EXERCISE INSTRUCTIONS:
Which lines in the records below contain the word "loss"? Copy each one out.

MATERIAL SHOWN:
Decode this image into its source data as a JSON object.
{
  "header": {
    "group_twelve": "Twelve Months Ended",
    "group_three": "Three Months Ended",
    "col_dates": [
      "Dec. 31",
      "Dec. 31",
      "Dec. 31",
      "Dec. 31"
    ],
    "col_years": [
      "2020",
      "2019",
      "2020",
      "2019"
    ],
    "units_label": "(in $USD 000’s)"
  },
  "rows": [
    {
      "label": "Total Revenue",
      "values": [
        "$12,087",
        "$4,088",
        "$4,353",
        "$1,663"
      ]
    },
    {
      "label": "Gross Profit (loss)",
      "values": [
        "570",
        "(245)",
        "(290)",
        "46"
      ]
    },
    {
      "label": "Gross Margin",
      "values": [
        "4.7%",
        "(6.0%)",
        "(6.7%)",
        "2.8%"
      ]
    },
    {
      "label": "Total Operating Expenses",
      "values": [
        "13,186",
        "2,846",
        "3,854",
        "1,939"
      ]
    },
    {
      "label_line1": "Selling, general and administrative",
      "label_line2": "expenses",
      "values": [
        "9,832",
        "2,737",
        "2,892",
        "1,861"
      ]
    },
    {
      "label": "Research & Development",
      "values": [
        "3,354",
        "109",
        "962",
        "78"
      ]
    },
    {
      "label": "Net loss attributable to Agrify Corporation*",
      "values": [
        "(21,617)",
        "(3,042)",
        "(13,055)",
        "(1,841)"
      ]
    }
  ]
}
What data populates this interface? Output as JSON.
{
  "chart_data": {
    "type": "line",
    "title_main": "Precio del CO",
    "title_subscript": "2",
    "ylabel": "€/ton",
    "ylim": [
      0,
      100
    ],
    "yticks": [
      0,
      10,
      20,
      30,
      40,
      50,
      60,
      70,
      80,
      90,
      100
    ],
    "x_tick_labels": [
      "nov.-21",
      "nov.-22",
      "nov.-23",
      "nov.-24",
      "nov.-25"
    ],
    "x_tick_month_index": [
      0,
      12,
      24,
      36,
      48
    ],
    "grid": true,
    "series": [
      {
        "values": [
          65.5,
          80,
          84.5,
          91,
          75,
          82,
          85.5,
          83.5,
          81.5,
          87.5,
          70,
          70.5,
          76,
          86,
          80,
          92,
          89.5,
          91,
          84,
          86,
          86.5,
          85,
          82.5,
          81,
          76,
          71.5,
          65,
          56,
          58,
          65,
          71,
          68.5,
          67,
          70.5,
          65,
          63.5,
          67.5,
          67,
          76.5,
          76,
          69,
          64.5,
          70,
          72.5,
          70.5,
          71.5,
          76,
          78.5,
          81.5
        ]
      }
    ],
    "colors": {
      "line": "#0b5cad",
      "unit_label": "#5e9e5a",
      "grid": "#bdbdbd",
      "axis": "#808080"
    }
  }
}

FINAL RESULT:
      "label": "Gross Profit (loss)",
      "label": "Net loss attributable to Agrify Corporation*",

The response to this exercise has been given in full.